-- BEGIN --

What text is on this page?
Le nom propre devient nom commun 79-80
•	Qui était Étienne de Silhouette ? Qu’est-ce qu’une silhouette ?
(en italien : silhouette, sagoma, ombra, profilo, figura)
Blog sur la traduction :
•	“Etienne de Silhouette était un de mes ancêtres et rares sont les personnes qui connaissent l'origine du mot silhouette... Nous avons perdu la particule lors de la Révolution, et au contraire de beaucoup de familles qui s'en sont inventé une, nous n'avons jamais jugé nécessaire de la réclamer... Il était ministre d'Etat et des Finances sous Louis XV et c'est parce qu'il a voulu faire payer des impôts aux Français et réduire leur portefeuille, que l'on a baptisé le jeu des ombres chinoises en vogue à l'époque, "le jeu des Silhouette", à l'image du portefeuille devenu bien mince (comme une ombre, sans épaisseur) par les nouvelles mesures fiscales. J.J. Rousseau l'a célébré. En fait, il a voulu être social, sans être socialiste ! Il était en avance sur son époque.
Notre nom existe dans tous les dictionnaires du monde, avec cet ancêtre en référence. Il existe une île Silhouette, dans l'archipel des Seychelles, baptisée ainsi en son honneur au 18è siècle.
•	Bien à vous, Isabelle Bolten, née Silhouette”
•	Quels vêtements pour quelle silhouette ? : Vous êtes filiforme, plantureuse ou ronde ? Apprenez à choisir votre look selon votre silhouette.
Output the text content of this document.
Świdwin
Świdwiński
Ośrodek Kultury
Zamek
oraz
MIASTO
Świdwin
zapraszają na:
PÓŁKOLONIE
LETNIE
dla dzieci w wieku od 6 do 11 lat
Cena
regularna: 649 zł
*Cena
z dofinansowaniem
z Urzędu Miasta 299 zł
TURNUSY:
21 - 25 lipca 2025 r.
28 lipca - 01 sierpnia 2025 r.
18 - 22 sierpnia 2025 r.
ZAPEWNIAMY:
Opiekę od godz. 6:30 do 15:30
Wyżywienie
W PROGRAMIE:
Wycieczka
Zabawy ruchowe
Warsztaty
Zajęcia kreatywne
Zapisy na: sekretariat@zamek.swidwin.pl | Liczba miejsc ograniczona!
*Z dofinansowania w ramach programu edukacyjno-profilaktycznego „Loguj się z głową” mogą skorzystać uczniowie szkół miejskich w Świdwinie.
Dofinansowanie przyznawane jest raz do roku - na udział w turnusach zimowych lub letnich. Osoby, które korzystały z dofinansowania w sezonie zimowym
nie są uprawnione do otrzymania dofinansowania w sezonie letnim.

-- END --

● **GOAL OF THE EXERCISE**:
Using the material above, extract the line that contains "Output the text content of this document." and every line after it, exactly as given; stop at the last line.

● **COMPLETED EXERCISE**:
Output the text content of this document.
Świdwin
Świdwiński
Ośrodek Kultury
Zamek
oraz
MIASTO
Świdwin
zapraszają na:
PÓŁKOLONIE
LETNIE
dla dzieci w wieku od 6 do 11 lat
Cena
regularna: 649 zł
*Cena
z dofinansowaniem
z Urzędu Miasta 299 zł
TURNUSY:
21 - 25 lipca 2025 r.
28 lipca - 01 sierpnia 2025 r.
18 - 22 sierpnia 2025 r.
ZAPEWNIAMY:
Opiekę od godz. 6:30 do 15:30
Wyżywienie
W PROGRAMIE:
Wycieczka
Zabawy ruchowe
Warsztaty
Zajęcia kreatywne
Zapisy na: sekretariat@zamek.swidwin.pl | Liczba miejsc ograniczona!
*Z dofinansowania w ramach programu edukacyjno-profilaktycznego „Loguj się z głową” mogą skorzystać uczniowie szkół miejskich w Świdwinie.
Dofinansowanie przyznawane jest raz do roku - na udział w turnusach zimowych lub letnich. Osoby, które korzystały z dofinansowania w sezonie zimowym
nie są uprawnione do otrzymania dofinansowania w sezonie letnim.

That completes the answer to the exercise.